** Begin Data for this task **
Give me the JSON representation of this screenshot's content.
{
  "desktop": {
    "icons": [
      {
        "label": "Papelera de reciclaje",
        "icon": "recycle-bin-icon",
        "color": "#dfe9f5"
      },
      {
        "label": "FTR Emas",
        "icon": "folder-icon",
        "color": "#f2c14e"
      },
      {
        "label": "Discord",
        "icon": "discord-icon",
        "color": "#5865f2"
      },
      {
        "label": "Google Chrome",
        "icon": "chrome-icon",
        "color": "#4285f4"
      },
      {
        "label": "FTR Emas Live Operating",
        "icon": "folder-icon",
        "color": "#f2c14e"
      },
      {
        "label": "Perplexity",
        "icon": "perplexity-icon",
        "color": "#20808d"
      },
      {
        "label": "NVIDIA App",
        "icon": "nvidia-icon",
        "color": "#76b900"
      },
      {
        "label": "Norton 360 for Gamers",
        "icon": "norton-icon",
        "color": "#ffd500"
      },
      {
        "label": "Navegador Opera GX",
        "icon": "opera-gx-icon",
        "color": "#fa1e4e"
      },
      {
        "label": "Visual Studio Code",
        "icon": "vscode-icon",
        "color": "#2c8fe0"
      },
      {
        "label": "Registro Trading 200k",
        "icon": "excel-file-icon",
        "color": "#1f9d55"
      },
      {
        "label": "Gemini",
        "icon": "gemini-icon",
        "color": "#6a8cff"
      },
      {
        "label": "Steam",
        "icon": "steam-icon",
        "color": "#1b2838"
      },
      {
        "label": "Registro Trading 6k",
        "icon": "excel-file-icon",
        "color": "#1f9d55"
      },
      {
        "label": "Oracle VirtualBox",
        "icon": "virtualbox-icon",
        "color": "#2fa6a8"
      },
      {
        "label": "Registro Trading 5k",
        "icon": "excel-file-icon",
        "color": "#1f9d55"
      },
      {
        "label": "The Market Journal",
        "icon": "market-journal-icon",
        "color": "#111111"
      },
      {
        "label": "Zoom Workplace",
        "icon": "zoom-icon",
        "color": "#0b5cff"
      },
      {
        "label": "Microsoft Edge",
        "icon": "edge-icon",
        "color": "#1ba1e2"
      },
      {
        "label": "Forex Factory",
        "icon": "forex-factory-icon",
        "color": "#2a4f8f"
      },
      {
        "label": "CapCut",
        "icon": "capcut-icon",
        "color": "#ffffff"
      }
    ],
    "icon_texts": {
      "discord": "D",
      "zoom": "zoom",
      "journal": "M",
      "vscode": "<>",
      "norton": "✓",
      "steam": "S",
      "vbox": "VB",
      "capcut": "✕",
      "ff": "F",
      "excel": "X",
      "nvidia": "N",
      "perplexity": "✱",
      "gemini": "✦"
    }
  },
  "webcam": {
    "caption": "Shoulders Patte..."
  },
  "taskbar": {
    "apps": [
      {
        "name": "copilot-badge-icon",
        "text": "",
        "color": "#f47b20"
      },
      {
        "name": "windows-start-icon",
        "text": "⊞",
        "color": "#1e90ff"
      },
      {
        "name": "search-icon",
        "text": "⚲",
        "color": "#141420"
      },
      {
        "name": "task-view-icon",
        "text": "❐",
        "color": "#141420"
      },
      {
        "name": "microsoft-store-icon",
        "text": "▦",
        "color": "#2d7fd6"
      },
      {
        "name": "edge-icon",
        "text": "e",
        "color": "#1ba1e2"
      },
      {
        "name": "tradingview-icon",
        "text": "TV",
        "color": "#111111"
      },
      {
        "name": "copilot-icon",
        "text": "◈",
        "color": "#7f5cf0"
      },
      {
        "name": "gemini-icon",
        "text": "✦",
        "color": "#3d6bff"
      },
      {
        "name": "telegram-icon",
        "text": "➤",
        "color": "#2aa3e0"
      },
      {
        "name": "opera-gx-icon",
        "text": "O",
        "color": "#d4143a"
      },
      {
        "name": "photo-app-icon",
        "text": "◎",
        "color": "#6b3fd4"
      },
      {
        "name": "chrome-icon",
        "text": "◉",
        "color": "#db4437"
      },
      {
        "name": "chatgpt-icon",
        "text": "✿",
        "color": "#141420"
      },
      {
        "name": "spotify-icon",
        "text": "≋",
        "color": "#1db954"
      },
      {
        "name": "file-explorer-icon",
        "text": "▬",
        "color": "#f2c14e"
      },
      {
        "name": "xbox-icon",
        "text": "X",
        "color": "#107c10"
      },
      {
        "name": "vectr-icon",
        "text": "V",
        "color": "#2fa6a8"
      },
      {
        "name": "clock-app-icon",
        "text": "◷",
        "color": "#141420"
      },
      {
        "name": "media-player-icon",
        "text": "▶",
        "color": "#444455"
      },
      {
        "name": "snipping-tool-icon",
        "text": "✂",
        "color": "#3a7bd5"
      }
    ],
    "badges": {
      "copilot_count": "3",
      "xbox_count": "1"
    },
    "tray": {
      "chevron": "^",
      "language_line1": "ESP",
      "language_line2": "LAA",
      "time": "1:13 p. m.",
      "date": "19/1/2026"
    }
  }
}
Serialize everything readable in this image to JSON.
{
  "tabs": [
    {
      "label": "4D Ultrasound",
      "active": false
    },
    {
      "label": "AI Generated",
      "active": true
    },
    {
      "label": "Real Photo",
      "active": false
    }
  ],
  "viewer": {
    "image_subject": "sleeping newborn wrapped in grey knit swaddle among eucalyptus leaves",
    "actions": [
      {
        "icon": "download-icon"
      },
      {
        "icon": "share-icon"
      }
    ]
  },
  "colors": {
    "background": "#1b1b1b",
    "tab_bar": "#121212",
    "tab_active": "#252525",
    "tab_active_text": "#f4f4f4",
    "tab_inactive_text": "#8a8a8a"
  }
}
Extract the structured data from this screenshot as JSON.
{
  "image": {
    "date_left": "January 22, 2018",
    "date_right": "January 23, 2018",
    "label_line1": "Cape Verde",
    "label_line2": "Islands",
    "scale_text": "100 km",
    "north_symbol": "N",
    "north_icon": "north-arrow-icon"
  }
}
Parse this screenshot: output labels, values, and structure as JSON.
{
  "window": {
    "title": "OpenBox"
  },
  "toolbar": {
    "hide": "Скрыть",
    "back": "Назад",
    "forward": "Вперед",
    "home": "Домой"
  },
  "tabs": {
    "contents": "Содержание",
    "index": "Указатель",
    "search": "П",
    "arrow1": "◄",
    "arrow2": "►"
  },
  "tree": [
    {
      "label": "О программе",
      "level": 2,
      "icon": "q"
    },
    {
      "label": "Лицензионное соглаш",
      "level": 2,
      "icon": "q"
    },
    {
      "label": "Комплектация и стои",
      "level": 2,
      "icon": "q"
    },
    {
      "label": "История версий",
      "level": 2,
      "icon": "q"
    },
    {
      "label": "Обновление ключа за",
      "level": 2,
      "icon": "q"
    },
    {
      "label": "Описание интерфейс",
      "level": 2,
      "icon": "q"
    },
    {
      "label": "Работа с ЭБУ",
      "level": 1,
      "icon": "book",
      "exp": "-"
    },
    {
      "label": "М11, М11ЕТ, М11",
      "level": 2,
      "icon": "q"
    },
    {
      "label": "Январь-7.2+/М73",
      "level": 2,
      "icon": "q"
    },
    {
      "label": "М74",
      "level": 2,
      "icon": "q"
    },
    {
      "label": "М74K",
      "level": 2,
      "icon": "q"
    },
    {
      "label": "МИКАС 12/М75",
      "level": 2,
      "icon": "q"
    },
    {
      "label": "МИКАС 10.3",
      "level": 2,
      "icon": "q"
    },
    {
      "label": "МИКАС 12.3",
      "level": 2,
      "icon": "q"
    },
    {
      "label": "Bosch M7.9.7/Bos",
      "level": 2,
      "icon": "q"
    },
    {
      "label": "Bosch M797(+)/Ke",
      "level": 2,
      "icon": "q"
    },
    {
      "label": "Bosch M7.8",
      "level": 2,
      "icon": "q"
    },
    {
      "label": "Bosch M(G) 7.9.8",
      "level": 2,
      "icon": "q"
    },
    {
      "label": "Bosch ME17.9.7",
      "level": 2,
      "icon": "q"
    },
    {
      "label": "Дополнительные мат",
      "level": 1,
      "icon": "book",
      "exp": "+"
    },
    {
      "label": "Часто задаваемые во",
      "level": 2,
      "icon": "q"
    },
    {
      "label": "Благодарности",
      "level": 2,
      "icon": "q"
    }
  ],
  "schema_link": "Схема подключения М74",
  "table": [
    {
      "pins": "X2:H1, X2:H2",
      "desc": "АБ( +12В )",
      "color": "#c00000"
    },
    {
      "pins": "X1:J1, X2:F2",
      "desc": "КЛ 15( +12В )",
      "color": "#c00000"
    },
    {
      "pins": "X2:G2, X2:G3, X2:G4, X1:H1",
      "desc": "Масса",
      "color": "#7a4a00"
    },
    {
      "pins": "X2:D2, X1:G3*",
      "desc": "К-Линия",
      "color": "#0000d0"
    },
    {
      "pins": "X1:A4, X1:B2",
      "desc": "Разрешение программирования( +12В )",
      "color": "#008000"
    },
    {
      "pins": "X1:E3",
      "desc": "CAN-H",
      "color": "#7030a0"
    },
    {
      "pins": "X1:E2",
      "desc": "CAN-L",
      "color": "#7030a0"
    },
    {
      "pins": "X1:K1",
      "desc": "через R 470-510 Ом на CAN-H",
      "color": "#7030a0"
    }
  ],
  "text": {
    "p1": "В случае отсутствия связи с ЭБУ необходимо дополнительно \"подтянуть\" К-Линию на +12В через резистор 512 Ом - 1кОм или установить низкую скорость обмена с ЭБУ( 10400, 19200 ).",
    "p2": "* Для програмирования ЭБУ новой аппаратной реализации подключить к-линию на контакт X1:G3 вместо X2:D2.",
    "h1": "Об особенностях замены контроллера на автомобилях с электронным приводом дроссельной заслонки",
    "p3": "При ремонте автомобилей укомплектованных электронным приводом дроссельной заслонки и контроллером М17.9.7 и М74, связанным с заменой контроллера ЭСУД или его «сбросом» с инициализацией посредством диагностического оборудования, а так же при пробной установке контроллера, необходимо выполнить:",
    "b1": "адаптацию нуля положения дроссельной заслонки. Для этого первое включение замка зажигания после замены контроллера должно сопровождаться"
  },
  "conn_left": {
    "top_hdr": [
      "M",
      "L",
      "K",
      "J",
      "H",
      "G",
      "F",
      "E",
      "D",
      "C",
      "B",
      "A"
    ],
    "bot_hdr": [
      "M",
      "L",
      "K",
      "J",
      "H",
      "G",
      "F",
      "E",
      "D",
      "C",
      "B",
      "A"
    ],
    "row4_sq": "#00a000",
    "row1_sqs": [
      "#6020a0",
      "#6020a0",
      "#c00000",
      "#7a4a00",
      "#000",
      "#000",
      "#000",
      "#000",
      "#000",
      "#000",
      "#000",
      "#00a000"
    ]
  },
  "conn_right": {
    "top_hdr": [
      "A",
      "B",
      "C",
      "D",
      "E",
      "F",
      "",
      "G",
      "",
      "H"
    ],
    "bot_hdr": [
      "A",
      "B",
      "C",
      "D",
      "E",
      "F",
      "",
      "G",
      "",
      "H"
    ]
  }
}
** End Data for this task **
From the entries, report each line that includes the word "через".

      "desc": "через R 470-510 Ом на CAN-H",
    "p1": "В случае отсутствия связи с ЭБУ необходимо дополнительно \"подтянуть\" К-Линию на +12В через резистор 512 Ом - 1кОм или установить низкую скорость обмена с ЭБУ( 10400, 19200 ).",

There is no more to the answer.